• STATED TASK: Can you write out all of the material below, word for word?

** Start **

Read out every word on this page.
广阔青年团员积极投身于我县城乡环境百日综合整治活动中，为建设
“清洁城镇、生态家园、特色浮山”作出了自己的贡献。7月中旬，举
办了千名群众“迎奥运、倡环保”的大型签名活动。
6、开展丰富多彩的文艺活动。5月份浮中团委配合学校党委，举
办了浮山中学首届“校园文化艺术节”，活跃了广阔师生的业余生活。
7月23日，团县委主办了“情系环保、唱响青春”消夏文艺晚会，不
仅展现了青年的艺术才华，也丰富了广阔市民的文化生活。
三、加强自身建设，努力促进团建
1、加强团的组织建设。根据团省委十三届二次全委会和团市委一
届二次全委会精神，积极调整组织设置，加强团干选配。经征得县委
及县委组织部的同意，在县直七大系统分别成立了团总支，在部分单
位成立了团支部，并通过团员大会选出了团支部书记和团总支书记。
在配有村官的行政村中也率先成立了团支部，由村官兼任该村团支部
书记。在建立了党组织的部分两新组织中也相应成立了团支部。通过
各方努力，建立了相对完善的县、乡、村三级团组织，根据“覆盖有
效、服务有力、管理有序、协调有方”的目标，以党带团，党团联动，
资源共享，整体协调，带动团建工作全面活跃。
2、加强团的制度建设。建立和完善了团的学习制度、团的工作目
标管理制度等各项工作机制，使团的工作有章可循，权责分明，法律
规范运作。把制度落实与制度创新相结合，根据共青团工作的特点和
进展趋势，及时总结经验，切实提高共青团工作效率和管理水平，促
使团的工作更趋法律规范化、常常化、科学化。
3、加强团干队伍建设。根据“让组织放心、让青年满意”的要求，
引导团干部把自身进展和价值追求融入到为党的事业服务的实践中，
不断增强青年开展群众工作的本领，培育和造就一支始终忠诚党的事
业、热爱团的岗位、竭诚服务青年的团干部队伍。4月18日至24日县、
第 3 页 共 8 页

** End **

• RESPONSE TO THE EXERCISE:
Read out every word on this page.
广阔青年团员积极投身于我县城乡环境百日综合整治活动中，为建设
“清洁城镇、生态家园、特色浮山”作出了自己的贡献。7月中旬，举
办了千名群众“迎奥运、倡环保”的大型签名活动。
6、开展丰富多彩的文艺活动。5月份浮中团委配合学校党委，举
办了浮山中学首届“校园文化艺术节”，活跃了广阔师生的业余生活。
7月23日，团县委主办了“情系环保、唱响青春”消夏文艺晚会，不
仅展现了青年的艺术才华，也丰富了广阔市民的文化生活。
三、加强自身建设，努力促进团建
1、加强团的组织建设。根据团省委十三届二次全委会和团市委一
届二次全委会精神，积极调整组织设置，加强团干选配。经征得县委
及县委组织部的同意，在县直七大系统分别成立了团总支，在部分单
位成立了团支部，并通过团员大会选出了团支部书记和团总支书记。
在配有村官的行政村中也率先成立了团支部，由村官兼任该村团支部
书记。在建立了党组织的部分两新组织中也相应成立了团支部。通过
各方努力，建立了相对完善的县、乡、村三级团组织，根据“覆盖有
效、服务有力、管理有序、协调有方”的目标，以党带团，党团联动，
资源共享，整体协调，带动团建工作全面活跃。
2、加强团的制度建设。建立和完善了团的学习制度、团的工作目
标管理制度等各项工作机制，使团的工作有章可循，权责分明，法律
规范运作。把制度落实与制度创新相结合，根据共青团工作的特点和
进展趋势，及时总结经验，切实提高共青团工作效率和管理水平，促
使团的工作更趋法律规范化、常常化、科学化。
3、加强团干队伍建设。根据“让组织放心、让青年满意”的要求，
引导团干部把自身进展和价值追求融入到为党的事业服务的实践中，
不断增强青年开展群众工作的本领，培育和造就一支始终忠诚党的事
业、热爱团的岗位、竭诚服务青年的团干部队伍。4月18日至24日县、
第 3 页 共 8 页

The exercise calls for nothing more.